***** Extracted information *****
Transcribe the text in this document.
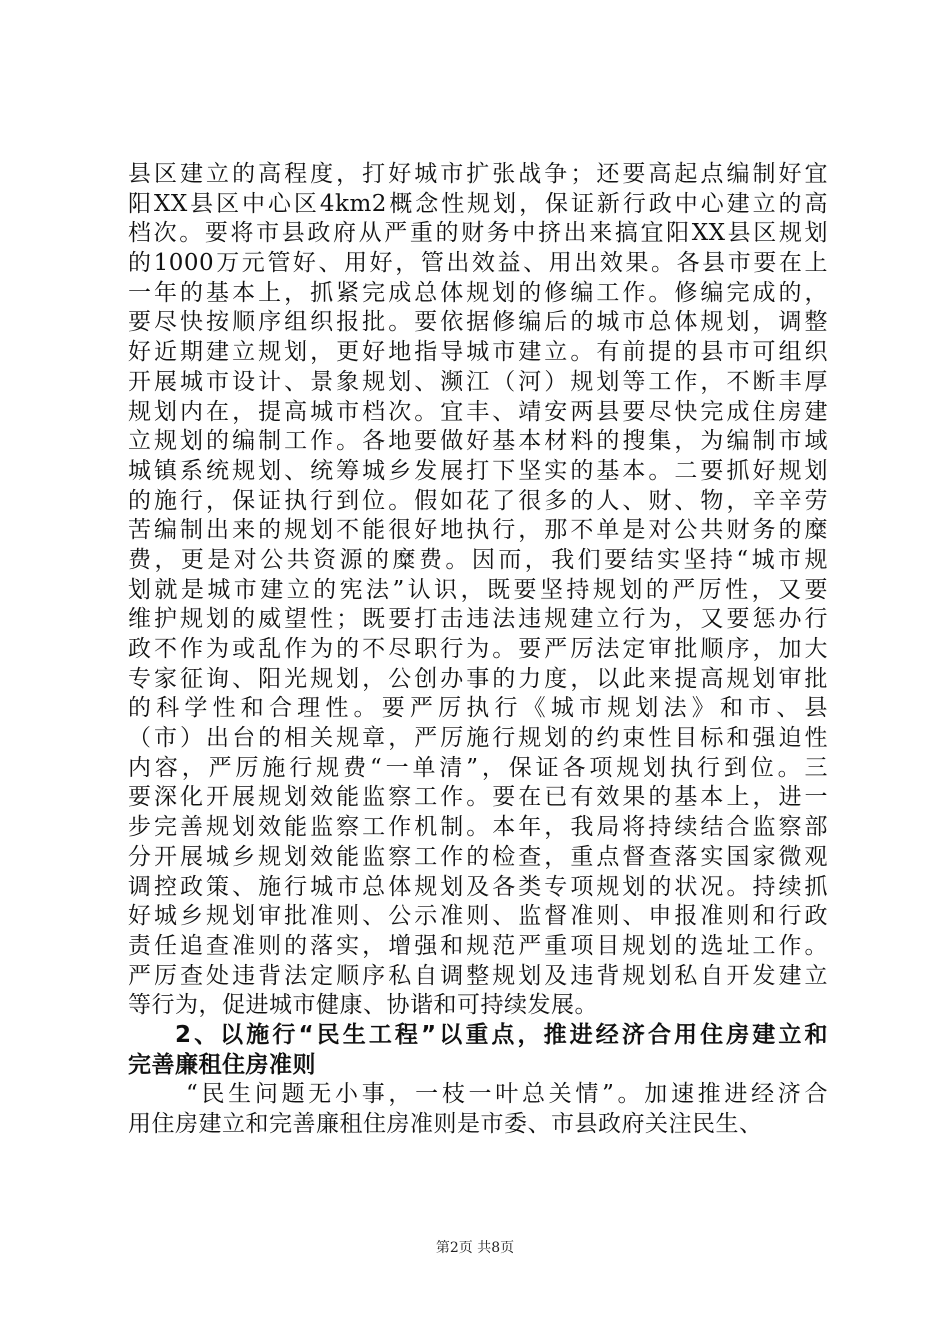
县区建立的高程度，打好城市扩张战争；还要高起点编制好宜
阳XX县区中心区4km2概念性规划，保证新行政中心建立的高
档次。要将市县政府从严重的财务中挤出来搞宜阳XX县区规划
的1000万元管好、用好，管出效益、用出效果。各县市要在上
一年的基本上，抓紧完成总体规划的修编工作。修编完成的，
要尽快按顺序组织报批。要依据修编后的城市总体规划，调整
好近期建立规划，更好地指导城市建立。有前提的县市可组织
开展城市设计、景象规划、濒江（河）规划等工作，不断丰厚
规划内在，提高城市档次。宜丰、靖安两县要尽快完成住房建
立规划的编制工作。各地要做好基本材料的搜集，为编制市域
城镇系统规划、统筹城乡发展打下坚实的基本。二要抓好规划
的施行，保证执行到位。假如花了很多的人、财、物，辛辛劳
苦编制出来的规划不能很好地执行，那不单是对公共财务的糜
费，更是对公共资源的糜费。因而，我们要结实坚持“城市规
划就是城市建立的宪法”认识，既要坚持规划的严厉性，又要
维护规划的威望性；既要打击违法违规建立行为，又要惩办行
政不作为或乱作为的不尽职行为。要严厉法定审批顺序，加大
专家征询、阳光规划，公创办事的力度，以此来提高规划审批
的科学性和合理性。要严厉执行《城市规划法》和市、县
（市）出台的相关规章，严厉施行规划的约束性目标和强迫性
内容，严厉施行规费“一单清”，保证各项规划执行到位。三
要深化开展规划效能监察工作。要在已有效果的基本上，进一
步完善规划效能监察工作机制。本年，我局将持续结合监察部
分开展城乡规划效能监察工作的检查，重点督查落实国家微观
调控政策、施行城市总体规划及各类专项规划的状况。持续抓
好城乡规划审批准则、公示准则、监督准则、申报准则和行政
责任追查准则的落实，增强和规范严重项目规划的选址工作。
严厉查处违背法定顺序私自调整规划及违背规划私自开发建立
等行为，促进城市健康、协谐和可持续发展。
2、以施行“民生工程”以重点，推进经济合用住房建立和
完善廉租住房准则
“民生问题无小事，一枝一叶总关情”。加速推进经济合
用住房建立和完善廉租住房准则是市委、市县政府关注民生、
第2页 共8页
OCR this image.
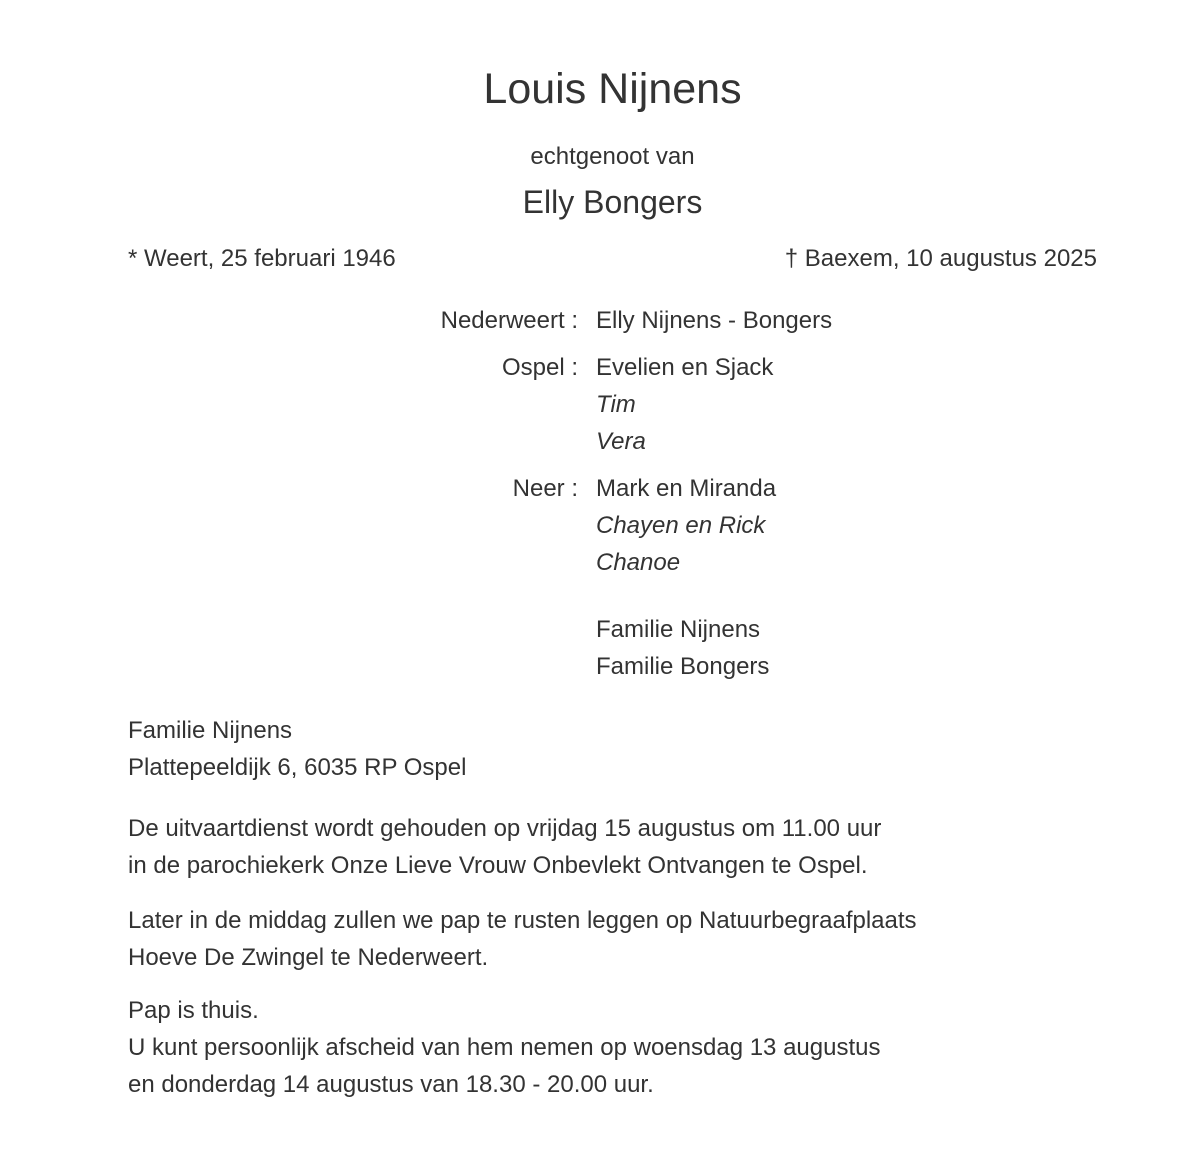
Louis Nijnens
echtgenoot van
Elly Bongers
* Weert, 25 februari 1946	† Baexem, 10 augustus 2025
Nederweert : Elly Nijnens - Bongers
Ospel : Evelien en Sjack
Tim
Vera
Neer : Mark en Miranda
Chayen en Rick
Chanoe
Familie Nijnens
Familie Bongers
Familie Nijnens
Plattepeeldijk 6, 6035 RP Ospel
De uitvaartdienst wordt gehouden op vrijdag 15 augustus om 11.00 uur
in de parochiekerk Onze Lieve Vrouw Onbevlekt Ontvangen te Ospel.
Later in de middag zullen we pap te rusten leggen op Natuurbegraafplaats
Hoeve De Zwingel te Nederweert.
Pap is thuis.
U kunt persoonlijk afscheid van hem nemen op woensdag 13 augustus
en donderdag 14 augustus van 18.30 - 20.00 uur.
*****
— What is expected —
Return all of the entries exactly as written, but drop any pictures they hold.

— Response to the exercise —
Transcribe the text in this document.
县区建立的高程度，打好城市扩张战争；还要高起点编制好宜
阳XX县区中心区4km2概念性规划，保证新行政中心建立的高
档次。要将市县政府从严重的财务中挤出来搞宜阳XX县区规划
的1000万元管好、用好，管出效益、用出效果。各县市要在上
一年的基本上，抓紧完成总体规划的修编工作。修编完成的，
要尽快按顺序组织报批。要依据修编后的城市总体规划，调整
好近期建立规划，更好地指导城市建立。有前提的县市可组织
开展城市设计、景象规划、濒江（河）规划等工作，不断丰厚
规划内在，提高城市档次。宜丰、靖安两县要尽快完成住房建
立规划的编制工作。各地要做好基本材料的搜集，为编制市域
城镇系统规划、统筹城乡发展打下坚实的基本。二要抓好规划
的施行，保证执行到位。假如花了很多的人、财、物，辛辛劳
苦编制出来的规划不能很好地执行，那不单是对公共财务的糜
费，更是对公共资源的糜费。因而，我们要结实坚持“城市规
划就是城市建立的宪法”认识，既要坚持规划的严厉性，又要
维护规划的威望性；既要打击违法违规建立行为，又要惩办行
政不作为或乱作为的不尽职行为。要严厉法定审批顺序，加大
专家征询、阳光规划，公创办事的力度，以此来提高规划审批
的科学性和合理性。要严厉执行《城市规划法》和市、县
（市）出台的相关规章，严厉施行规划的约束性目标和强迫性
内容，严厉施行规费“一单清”，保证各项规划执行到位。三
要深化开展规划效能监察工作。要在已有效果的基本上，进一
步完善规划效能监察工作机制。本年，我局将持续结合监察部
分开展城乡规划效能监察工作的检查，重点督查落实国家微观
调控政策、施行城市总体规划及各类专项规划的状况。持续抓
好城乡规划审批准则、公示准则、监督准则、申报准则和行政
责任追查准则的落实，增强和规范严重项目规划的选址工作。
严厉查处违背法定顺序私自调整规划及违背规划私自开发建立
等行为，促进城市健康、协谐和可持续发展。
2、以施行“民生工程”以重点，推进经济合用住房建立和
完善廉租住房准则
“民生问题无小事，一枝一叶总关情”。加速推进经济合
用住房建立和完善廉租住房准则是市委、市县政府关注民生、
第2页 共8页
OCR this image.
Louis Nijnens
echtgenoot van
Elly Bongers
* Weert, 25 februari 1946	† Baexem, 10 augustus 2025
Nederweert : Elly Nijnens - Bongers
Ospel : Evelien en Sjack
Tim
Vera
Neer : Mark en Miranda
Chayen en Rick
Chanoe
Familie Nijnens
Familie Bongers
Familie Nijnens
Plattepeeldijk 6, 6035 RP Ospel
De uitvaartdienst wordt gehouden op vrijdag 15 augustus om 11.00 uur
in de parochiekerk Onze Lieve Vrouw Onbevlekt Ontvangen te Ospel.
Later in de middag zullen we pap te rusten leggen op Natuurbegraafplaats
Hoeve De Zwingel te Nederweert.
Pap is thuis.
U kunt persoonlijk afscheid van hem nemen op woensdag 13 augustus
en donderdag 14 augustus van 18.30 - 20.00 uur.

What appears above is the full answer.